Leave out the pictures and transcribe everything else exactly.

==== MATERIAL SUPPLIED ====

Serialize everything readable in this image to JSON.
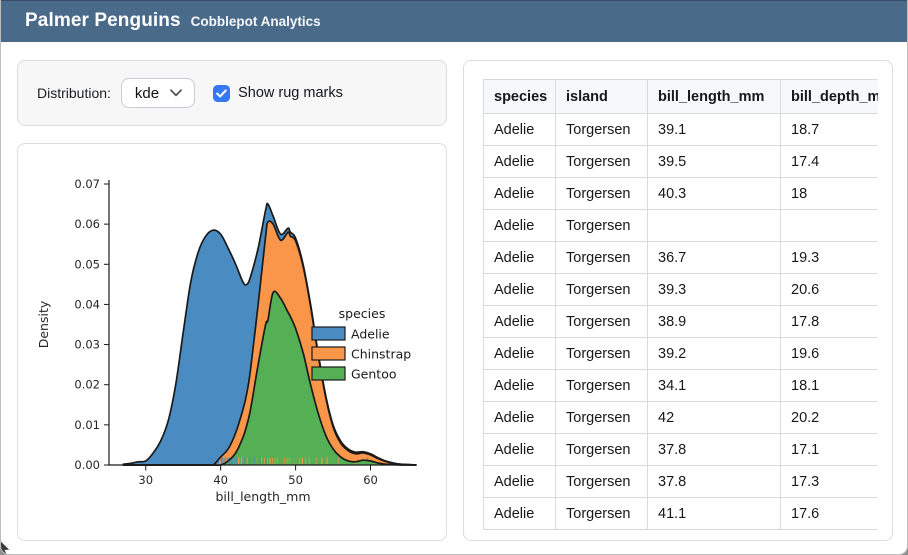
{
  "window": {
    "title": "Palmer Penguins",
    "subtitle": "Cobblepot Analytics"
  },
  "colors": {
    "header_bg": "#4A6A8A",
    "accent": "#3478F6",
    "card_border": "#DBDDE0",
    "controls_bg": "#F7F7F8",
    "table_border": "#D6D9DD",
    "table_header_bg": "#F7F8F9",
    "chart_outline": "#1A1A1A",
    "chart_text": "#262626"
  },
  "controls": {
    "distribution_label": "Distribution:",
    "distribution_value": "kde",
    "rug_label": "Show rug marks",
    "rug_checked": true
  },
  "table": {
    "columns": [
      "species",
      "island",
      "bill_length_mm",
      "bill_depth_mm"
    ],
    "rows": [
      [
        "Adelie",
        "Torgersen",
        "39.1",
        "18.7"
      ],
      [
        "Adelie",
        "Torgersen",
        "39.5",
        "17.4"
      ],
      [
        "Adelie",
        "Torgersen",
        "40.3",
        "18"
      ],
      [
        "Adelie",
        "Torgersen",
        "",
        ""
      ],
      [
        "Adelie",
        "Torgersen",
        "36.7",
        "19.3"
      ],
      [
        "Adelie",
        "Torgersen",
        "39.3",
        "20.6"
      ],
      [
        "Adelie",
        "Torgersen",
        "38.9",
        "17.8"
      ],
      [
        "Adelie",
        "Torgersen",
        "39.2",
        "19.6"
      ],
      [
        "Adelie",
        "Torgersen",
        "34.1",
        "18.1"
      ],
      [
        "Adelie",
        "Torgersen",
        "42",
        "20.2"
      ],
      [
        "Adelie",
        "Torgersen",
        "37.8",
        "17.1"
      ],
      [
        "Adelie",
        "Torgersen",
        "37.8",
        "17.3"
      ],
      [
        "Adelie",
        "Torgersen",
        "41.1",
        "17.6"
      ]
    ]
  },
  "chart_data": {
    "type": "area",
    "subtype": "stacked_kde",
    "xlabel": "bill_length_mm",
    "ylabel": "Density",
    "xlim": [
      25.1,
      66.2
    ],
    "ylim": [
      0,
      0.07
    ],
    "x_ticks": [
      30,
      40,
      50,
      60
    ],
    "y_ticks": [
      0,
      0.01,
      0.02,
      0.03,
      0.04,
      0.05,
      0.06,
      0.07
    ],
    "grid": false,
    "legend": {
      "title": "species",
      "position": "center-right",
      "frame": false
    },
    "stack_order": [
      "Gentoo",
      "Chinstrap",
      "Adelie"
    ],
    "x": [
      27,
      28,
      29,
      30,
      31,
      32,
      33,
      34,
      35,
      36,
      37,
      38,
      39,
      40,
      41,
      42,
      43,
      43.5,
      44,
      45,
      46,
      46.3,
      47,
      48,
      49,
      49.3,
      50,
      51,
      52,
      53,
      54,
      55,
      56,
      57,
      58,
      59,
      60,
      61,
      62,
      63,
      64,
      65,
      66
    ],
    "series": [
      {
        "name": "Adelie",
        "color": "#4A8CC1",
        "values": [
          0.0002,
          0.0004,
          0.0008,
          0.001,
          0.003,
          0.006,
          0.011,
          0.02,
          0.033,
          0.0455,
          0.053,
          0.057,
          0.0585,
          0.0555,
          0.05,
          0.042,
          0.0315,
          0.027,
          0.023,
          0.014,
          0.0065,
          0.0045,
          0.002,
          0.0015,
          0.001,
          0.001,
          0.0007,
          0.0005,
          0.0005,
          0.0005,
          0.0005,
          0.0005,
          0.0005,
          0.0004,
          0.0004,
          0.0003,
          0.0003,
          0.0002,
          0.0001,
          0.0001,
          0,
          0,
          0
        ]
      },
      {
        "name": "Chinstrap",
        "color": "#FA964A",
        "values": [
          0,
          0,
          0,
          0,
          0,
          0,
          0,
          0,
          0,
          0,
          0,
          0,
          0,
          0.002,
          0.003,
          0.005,
          0.007,
          0.008,
          0.01,
          0.015,
          0.022,
          0.0245,
          0.017,
          0.0145,
          0.02,
          0.02,
          0.0218,
          0.0215,
          0.0195,
          0.0145,
          0.0095,
          0.0055,
          0.0035,
          0.0026,
          0.002,
          0.0018,
          0.0015,
          0.0011,
          0.0007,
          0.0003,
          0.0002,
          0.0001,
          0
        ]
      },
      {
        "name": "Gentoo",
        "color": "#55AF55",
        "values": [
          0,
          0,
          0,
          0,
          0,
          0,
          0,
          0,
          0,
          0,
          0,
          0,
          0,
          0,
          0.001,
          0.003,
          0.007,
          0.01,
          0.014,
          0.025,
          0.035,
          0.036,
          0.043,
          0.0415,
          0.038,
          0.037,
          0.034,
          0.028,
          0.02,
          0.013,
          0.0075,
          0.004,
          0.002,
          0.001,
          0.0008,
          0.0012,
          0.001,
          0.0005,
          0.0002,
          0.0001,
          0,
          0,
          0
        ]
      }
    ],
    "rug": {
      "show": true,
      "Adelie": [
        32.1,
        33.1,
        33.5,
        34.1,
        34.4,
        34.6,
        35.0,
        35.2,
        35.5,
        35.7,
        36.0,
        36.2,
        36.4,
        36.7,
        37.0,
        37.2,
        37.5,
        37.8,
        38.1,
        38.3,
        38.6,
        38.8,
        39.0,
        39.2,
        39.5,
        39.7,
        40.1,
        40.3,
        40.6,
        40.9,
        41.1,
        41.4,
        41.6,
        41.9,
        42.2,
        42.5,
        42.9,
        43.3,
        43.8,
        44.5,
        45.2,
        46.0
      ],
      "Chinstrap": [
        40.9,
        42.4,
        42.8,
        43.5,
        44.9,
        45.4,
        45.8,
        46.2,
        46.6,
        46.9,
        47.3,
        47.6,
        48.1,
        48.5,
        48.9,
        49.2,
        49.6,
        50.0,
        50.5,
        50.9,
        51.4,
        51.9,
        52.7,
        53.5,
        54.2,
        55.8,
        58.0
      ],
      "Gentoo": [
        40.9,
        41.7,
        42.6,
        43.4,
        43.8,
        44.4,
        44.9,
        45.3,
        45.7,
        46.1,
        46.4,
        46.8,
        47.1,
        47.4,
        47.7,
        48.1,
        48.4,
        48.7,
        49.0,
        49.3,
        49.6,
        50.0,
        50.4,
        50.7,
        51.1,
        51.5,
        52.0,
        52.6,
        53.2,
        54.0,
        55.0,
        55.9,
        59.6
      ]
    }
  }
}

====

RESULT:
Serialize everything readable in this image to JSON.
{
  "window": {
    "title": "Palmer Penguins",
    "subtitle": "Cobblepot Analytics"
  },
  "colors": {
    "header_bg": "#4A6A8A",
    "accent": "#3478F6",
    "card_border": "#DBDDE0",
    "controls_bg": "#F7F7F8",
    "table_border": "#D6D9DD",
    "table_header_bg": "#F7F8F9",
    "chart_outline": "#1A1A1A",
    "chart_text": "#262626"
  },
  "controls": {
    "distribution_label": "Distribution:",
    "distribution_value": "kde",
    "rug_label": "Show rug marks",
    "rug_checked": true
  },
  "table": {
    "columns": [
      "species",
      "island",
      "bill_length_mm",
      "bill_depth_mm"
    ],
    "rows": [
      [
        "Adelie",
        "Torgersen",
        "39.1",
        "18.7"
      ],
      [
        "Adelie",
        "Torgersen",
        "39.5",
        "17.4"
      ],
      [
        "Adelie",
        "Torgersen",
        "40.3",
        "18"
      ],
      [
        "Adelie",
        "Torgersen",
        "",
        ""
      ],
      [
        "Adelie",
        "Torgersen",
        "36.7",
        "19.3"
      ],
      [
        "Adelie",
        "Torgersen",
        "39.3",
        "20.6"
      ],
      [
        "Adelie",
        "Torgersen",
        "38.9",
        "17.8"
      ],
      [
        "Adelie",
        "Torgersen",
        "39.2",
        "19.6"
      ],
      [
        "Adelie",
        "Torgersen",
        "34.1",
        "18.1"
      ],
      [
        "Adelie",
        "Torgersen",
        "42",
        "20.2"
      ],
      [
        "Adelie",
        "Torgersen",
        "37.8",
        "17.1"
      ],
      [
        "Adelie",
        "Torgersen",
        "37.8",
        "17.3"
      ],
      [
        "Adelie",
        "Torgersen",
        "41.1",
        "17.6"
      ]
    ]
  },
  "chart_data": {
    "type": "area",
    "subtype": "stacked_kde",
    "xlabel": "bill_length_mm",
    "ylabel": "Density",
    "xlim": [
      25.1,
      66.2
    ],
    "ylim": [
      0,
      0.07
    ],
    "x_ticks": [
      30,
      40,
      50,
      60
    ],
    "y_ticks": [
      0,
      0.01,
      0.02,
      0.03,
      0.04,
      0.05,
      0.06,
      0.07
    ],
    "grid": false,
    "legend": {
      "title": "species",
      "position": "center-right",
      "frame": false
    },
    "stack_order": [
      "Gentoo",
      "Chinstrap",
      "Adelie"
    ],
    "x": [
      27,
      28,
      29,
      30,
      31,
      32,
      33,
      34,
      35,
      36,
      37,
      38,
      39,
      40,
      41,
      42,
      43,
      43.5,
      44,
      45,
      46,
      46.3,
      47,
      48,
      49,
      49.3,
      50,
      51,
      52,
      53,
      54,
      55,
      56,
      57,
      58,
      59,
      60,
      61,
      62,
      63,
      64,
      65,
      66
    ],
    "series": [
      {
        "name": "Adelie",
        "color": "#4A8CC1",
        "values": [
          0.0002,
          0.0004,
          0.0008,
          0.001,
          0.003,
          0.006,
          0.011,
          0.02,
          0.033,
          0.0455,
          0.053,
          0.057,
          0.0585,
          0.0555,
          0.05,
          0.042,
          0.0315,
          0.027,
          0.023,
          0.014,
          0.0065,
          0.0045,
          0.002,
          0.0015,
          0.001,
          0.001,
          0.0007,
          0.0005,
          0.0005,
          0.0005,
          0.0005,
          0.0005,
          0.0005,
          0.0004,
          0.0004,
          0.0003,
          0.0003,
          0.0002,
          0.0001,
          0.0001,
          0,
          0,
          0
        ]
      },
      {
        "name": "Chinstrap",
        "color": "#FA964A",
        "values": [
          0,
          0,
          0,
          0,
          0,
          0,
          0,
          0,
          0,
          0,
          0,
          0,
          0,
          0.002,
          0.003,
          0.005,
          0.007,
          0.008,
          0.01,
          0.015,
          0.022,
          0.0245,
          0.017,
          0.0145,
          0.02,
          0.02,
          0.0218,
          0.0215,
          0.0195,
          0.0145,
          0.0095,
          0.0055,
          0.0035,
          0.0026,
          0.002,
          0.0018,
          0.0015,
          0.0011,
          0.0007,
          0.0003,
          0.0002,
          0.0001,
          0
        ]
      },
      {
        "name": "Gentoo",
        "color": "#55AF55",
        "values": [
          0,
          0,
          0,
          0,
          0,
          0,
          0,
          0,
          0,
          0,
          0,
          0,
          0,
          0,
          0.001,
          0.003,
          0.007,
          0.01,
          0.014,
          0.025,
          0.035,
          0.036,
          0.043,
          0.0415,
          0.038,
          0.037,
          0.034,
          0.028,
          0.02,
          0.013,
          0.0075,
          0.004,
          0.002,
          0.001,
          0.0008,
          0.0012,
          0.001,
          0.0005,
          0.0002,
          0.0001,
          0,
          0,
          0
        ]
      }
    ],
    "rug": {
      "show": true,
      "Adelie": [
        32.1,
        33.1,
        33.5,
        34.1,
        34.4,
        34.6,
        35.0,
        35.2,
        35.5,
        35.7,
        36.0,
        36.2,
        36.4,
        36.7,
        37.0,
        37.2,
        37.5,
        37.8,
        38.1,
        38.3,
        38.6,
        38.8,
        39.0,
        39.2,
        39.5,
        39.7,
        40.1,
        40.3,
        40.6,
        40.9,
        41.1,
        41.4,
        41.6,
        41.9,
        42.2,
        42.5,
        42.9,
        43.3,
        43.8,
        44.5,
        45.2,
        46.0
      ],
      "Chinstrap": [
        40.9,
        42.4,
        42.8,
        43.5,
        44.9,
        45.4,
        45.8,
        46.2,
        46.6,
        46.9,
        47.3,
        47.6,
        48.1,
        48.5,
        48.9,
        49.2,
        49.6,
        50.0,
        50.5,
        50.9,
        51.4,
        51.9,
        52.7,
        53.5,
        54.2,
        55.8,
        58.0
      ],
      "Gentoo": [
        40.9,
        41.7,
        42.6,
        43.4,
        43.8,
        44.4,
        44.9,
        45.3,
        45.7,
        46.1,
        46.4,
        46.8,
        47.1,
        47.4,
        47.7,
        48.1,
        48.4,
        48.7,
        49.0,
        49.3,
        49.6,
        50.0,
        50.4,
        50.7,
        51.1,
        51.5,
        52.0,
        52.6,
        53.2,
        54.0,
        55.0,
        55.9,
        59.6
      ]
    }
  }
}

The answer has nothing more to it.